**Raw records:**
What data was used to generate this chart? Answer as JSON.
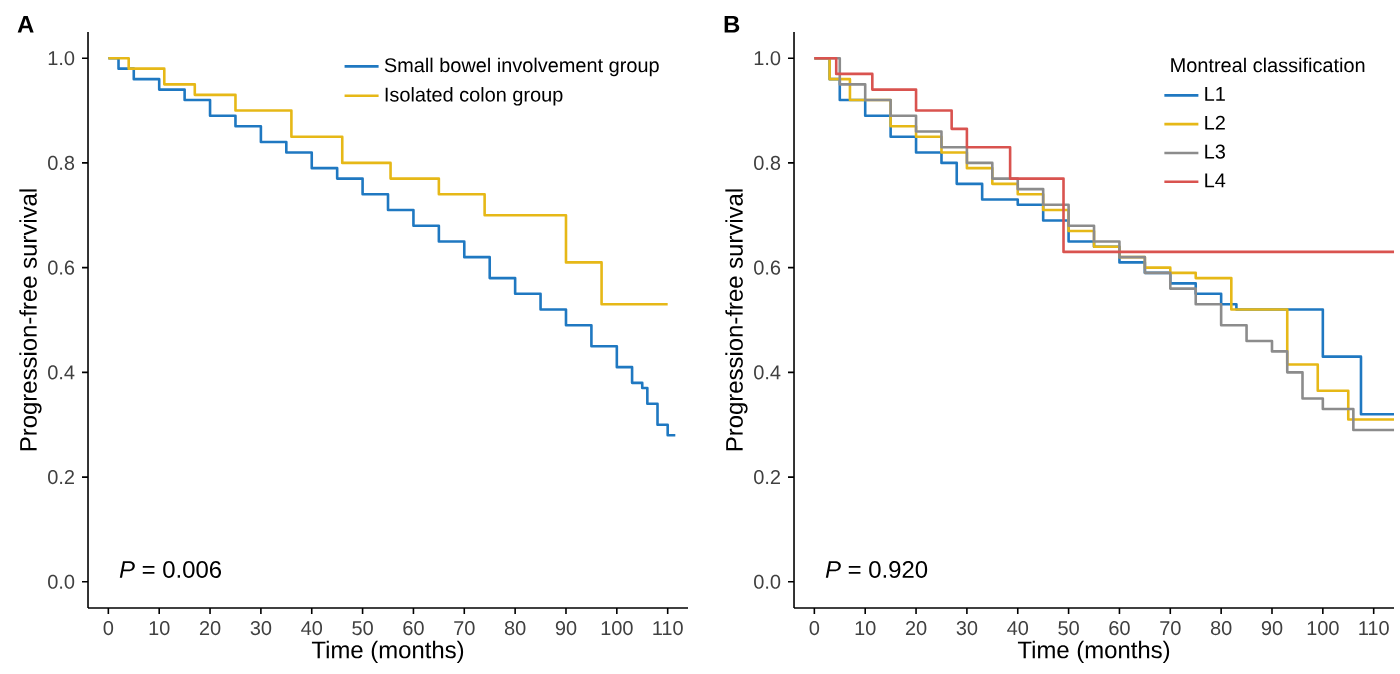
{
  "chart_data": [
    {
      "type": "step",
      "title": "A",
      "xlabel": "Time (months)",
      "ylabel": "Progression-free survival",
      "xlim": [
        -4,
        114
      ],
      "ylim": [
        -0.05,
        1.05
      ],
      "xticks": [
        0,
        10,
        20,
        30,
        40,
        50,
        60,
        70,
        80,
        90,
        100,
        110
      ],
      "yticks": [
        {
          "value": 0,
          "label": "0.0"
        },
        {
          "value": 0.2,
          "label": "0.2"
        },
        {
          "value": 0.4,
          "label": "0.4"
        },
        {
          "value": 0.6,
          "label": "0.6"
        },
        {
          "value": 0.8,
          "label": "0.8"
        },
        {
          "value": 1,
          "label": "1.0"
        }
      ],
      "legend": "top right",
      "grid": false,
      "annotations": [
        "*P* = 0.006"
      ],
      "series": [
        {
          "name": "Small bowel involvement group",
          "color": "#1f78c1",
          "x": [
            0,
            2,
            5,
            10,
            15,
            20,
            25,
            30,
            35,
            40,
            45,
            50,
            55,
            60,
            65,
            70,
            75,
            80,
            85,
            90,
            95,
            100,
            103,
            105,
            106,
            108,
            110,
            111.5
          ],
          "values": [
            1.0,
            0.98,
            0.96,
            0.94,
            0.92,
            0.89,
            0.87,
            0.84,
            0.82,
            0.79,
            0.77,
            0.74,
            0.71,
            0.68,
            0.65,
            0.62,
            0.58,
            0.55,
            0.52,
            0.49,
            0.45,
            0.41,
            0.38,
            0.37,
            0.34,
            0.3,
            0.28,
            0.28
          ]
        },
        {
          "name": "Isolated colon group",
          "color": "#e6b817",
          "x": [
            0,
            4,
            11,
            17,
            25,
            36,
            46,
            55.5,
            65,
            74,
            90,
            97,
            110
          ],
          "values": [
            1.0,
            0.98,
            0.95,
            0.93,
            0.9,
            0.85,
            0.8,
            0.77,
            0.74,
            0.7,
            0.61,
            0.53,
            0.53
          ]
        }
      ]
    },
    {
      "type": "step",
      "title": "B",
      "xlabel": "Time (months)",
      "ylabel": "Progression-free survival",
      "xlim": [
        -4,
        114
      ],
      "ylim": [
        -0.05,
        1.05
      ],
      "xticks": [
        0,
        10,
        20,
        30,
        40,
        50,
        60,
        70,
        80,
        90,
        100,
        110
      ],
      "yticks": [
        {
          "value": 0,
          "label": "0.0"
        },
        {
          "value": 0.2,
          "label": "0.2"
        },
        {
          "value": 0.4,
          "label": "0.4"
        },
        {
          "value": 0.6,
          "label": "0.6"
        },
        {
          "value": 0.8,
          "label": "0.8"
        },
        {
          "value": 1,
          "label": "1.0"
        }
      ],
      "legend": "top right",
      "legend_title": "Montreal classification",
      "grid": false,
      "annotations": [
        "*P* = 0.920"
      ],
      "series": [
        {
          "name": "L1",
          "color": "#1f78c1",
          "x": [
            0,
            3,
            5,
            10,
            15,
            20,
            25,
            28,
            33,
            40,
            45,
            50,
            55,
            60,
            65,
            70,
            75,
            80,
            83,
            100,
            107.5,
            114
          ],
          "values": [
            1.0,
            0.96,
            0.92,
            0.89,
            0.85,
            0.82,
            0.8,
            0.76,
            0.73,
            0.72,
            0.69,
            0.65,
            0.64,
            0.61,
            0.59,
            0.57,
            0.55,
            0.53,
            0.52,
            0.43,
            0.32,
            0.32
          ]
        },
        {
          "name": "L2",
          "color": "#e6b817",
          "x": [
            0,
            3,
            7,
            15,
            20,
            25,
            30,
            35,
            40,
            45,
            50,
            55,
            60,
            65,
            70,
            75,
            82,
            93,
            99,
            105,
            114
          ],
          "values": [
            1.0,
            0.96,
            0.92,
            0.87,
            0.85,
            0.82,
            0.79,
            0.76,
            0.74,
            0.71,
            0.67,
            0.64,
            0.62,
            0.6,
            0.59,
            0.58,
            0.52,
            0.415,
            0.365,
            0.31,
            0.31
          ]
        },
        {
          "name": "L3",
          "color": "#8c8c8c",
          "x": [
            0,
            5,
            10,
            15,
            20,
            25,
            30,
            35,
            40,
            45,
            50,
            55,
            60,
            65,
            70,
            75,
            80,
            85,
            90,
            93,
            96,
            100,
            106,
            114
          ],
          "values": [
            1.0,
            0.95,
            0.92,
            0.89,
            0.86,
            0.83,
            0.8,
            0.77,
            0.75,
            0.72,
            0.68,
            0.65,
            0.62,
            0.59,
            0.56,
            0.53,
            0.49,
            0.46,
            0.44,
            0.4,
            0.35,
            0.33,
            0.29,
            0.29
          ]
        },
        {
          "name": "L4",
          "color": "#d9534f",
          "x": [
            0,
            4.3,
            11.4,
            20,
            27,
            30,
            38.5,
            49,
            114
          ],
          "values": [
            1.0,
            0.97,
            0.94,
            0.9,
            0.865,
            0.83,
            0.77,
            0.63,
            0.63
          ]
        }
      ]
    }
  ]
}
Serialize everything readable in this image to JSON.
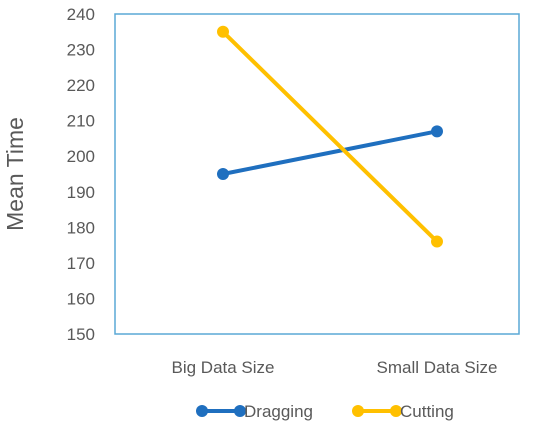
{
  "chart_data": {
    "type": "line",
    "title": "",
    "xlabel": "",
    "ylabel": "Mean Time",
    "categories": [
      "Big Data Size",
      "Small Data Size"
    ],
    "ylim": [
      150,
      240
    ],
    "yticks": [
      150,
      160,
      170,
      180,
      190,
      200,
      210,
      220,
      230,
      240
    ],
    "grid": false,
    "legend_position": "bottom",
    "series": [
      {
        "name": "Dragging",
        "values": [
          195,
          207
        ],
        "color": "#1f6fbf"
      },
      {
        "name": "Cutting",
        "values": [
          235,
          176
        ],
        "color": "#ffc000"
      }
    ]
  },
  "style": {
    "plot_border_color": "#5aa9d6",
    "text_color": "#595959"
  }
}
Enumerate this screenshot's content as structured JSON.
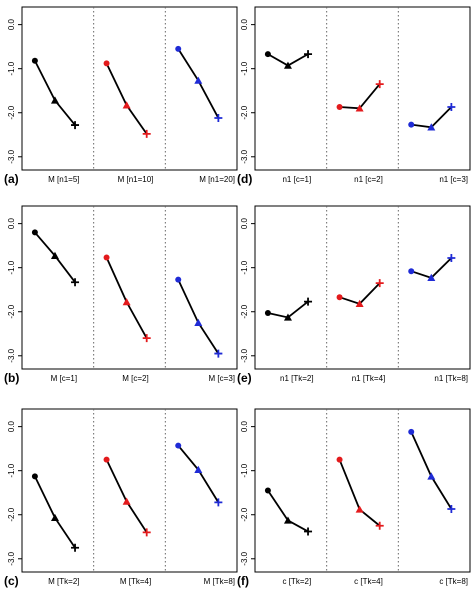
{
  "chart_data": [
    {
      "type": "line",
      "panel_label": "(a)",
      "ylim": [
        -3.3,
        0.4
      ],
      "yticks": [
        "0.0",
        "-1.0",
        "-2.0",
        "-3.0"
      ],
      "ytick_values": [
        0,
        -1,
        -2,
        -3
      ],
      "groups": [
        {
          "label": "M [n1=5]",
          "color": "#000000",
          "values": [
            -0.82,
            -1.72,
            -2.28
          ]
        },
        {
          "label": "M [n1=10]",
          "color": "#e31a1c",
          "values": [
            -0.88,
            -1.83,
            -2.48
          ]
        },
        {
          "label": "M [n1=20]",
          "color": "#1f2bd6",
          "values": [
            -0.55,
            -1.27,
            -2.12
          ]
        }
      ]
    },
    {
      "type": "line",
      "panel_label": "(d)",
      "ylim": [
        -3.3,
        0.4
      ],
      "yticks": [
        "0.0",
        "-1.0",
        "-2.0",
        "-3.0"
      ],
      "ytick_values": [
        0,
        -1,
        -2,
        -3
      ],
      "groups": [
        {
          "label": "n1 [c=1]",
          "color": "#000000",
          "values": [
            -0.67,
            -0.93,
            -0.67
          ]
        },
        {
          "label": "n1 [c=2]",
          "color": "#e31a1c",
          "values": [
            -1.87,
            -1.9,
            -1.35
          ]
        },
        {
          "label": "n1 [c=3]",
          "color": "#1f2bd6",
          "values": [
            -2.27,
            -2.33,
            -1.87
          ]
        }
      ]
    },
    {
      "type": "line",
      "panel_label": "(b)",
      "ylim": [
        -3.3,
        0.4
      ],
      "yticks": [
        "0.0",
        "-1.0",
        "-2.0",
        "-3.0"
      ],
      "ytick_values": [
        0,
        -1,
        -2,
        -3
      ],
      "groups": [
        {
          "label": "M [c=1]",
          "color": "#000000",
          "values": [
            -0.2,
            -0.73,
            -1.33
          ]
        },
        {
          "label": "M [c=2]",
          "color": "#e31a1c",
          "values": [
            -0.77,
            -1.78,
            -2.6
          ]
        },
        {
          "label": "M [c=3]",
          "color": "#1f2bd6",
          "values": [
            -1.27,
            -2.25,
            -2.95
          ]
        }
      ]
    },
    {
      "type": "line",
      "panel_label": "(e)",
      "ylim": [
        -3.3,
        0.4
      ],
      "yticks": [
        "0.0",
        "-1.0",
        "-2.0",
        "-3.0"
      ],
      "ytick_values": [
        0,
        -1,
        -2,
        -3
      ],
      "groups": [
        {
          "label": "n1 [Tk=2]",
          "color": "#000000",
          "values": [
            -2.03,
            -2.13,
            -1.77
          ]
        },
        {
          "label": "n1 [Tk=4]",
          "color": "#e31a1c",
          "values": [
            -1.67,
            -1.82,
            -1.35
          ]
        },
        {
          "label": "n1 [Tk=8]",
          "color": "#1f2bd6",
          "values": [
            -1.08,
            -1.23,
            -0.78
          ]
        }
      ]
    },
    {
      "type": "line",
      "panel_label": "(c)",
      "ylim": [
        -3.3,
        0.4
      ],
      "yticks": [
        "0.0",
        "-1.0",
        "-2.0",
        "-3.0"
      ],
      "ytick_values": [
        0,
        -1,
        -2,
        -3
      ],
      "groups": [
        {
          "label": "M [Tk=2]",
          "color": "#000000",
          "values": [
            -1.13,
            -2.07,
            -2.75
          ]
        },
        {
          "label": "M [Tk=4]",
          "color": "#e31a1c",
          "values": [
            -0.75,
            -1.7,
            -2.4
          ]
        },
        {
          "label": "M [Tk=8]",
          "color": "#1f2bd6",
          "values": [
            -0.43,
            -0.98,
            -1.72
          ]
        }
      ]
    },
    {
      "type": "line",
      "panel_label": "(f)",
      "ylim": [
        -3.3,
        0.4
      ],
      "yticks": [
        "0.0",
        "-1.0",
        "-2.0",
        "-3.0"
      ],
      "ytick_values": [
        0,
        -1,
        -2,
        -3
      ],
      "groups": [
        {
          "label": "c [Tk=2]",
          "color": "#000000",
          "values": [
            -1.45,
            -2.13,
            -2.38
          ]
        },
        {
          "label": "c [Tk=4]",
          "color": "#e31a1c",
          "values": [
            -0.75,
            -1.88,
            -2.25
          ]
        },
        {
          "label": "c [Tk=8]",
          "color": "#1f2bd6",
          "values": [
            -0.12,
            -1.13,
            -1.87
          ]
        }
      ]
    }
  ]
}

**Stated exercise:** For this exercise, gather every line of the data that contains the word "Small".

**Solution to the exercise:**
          "name": "Small bowel involvement group",
      "Small Data Size"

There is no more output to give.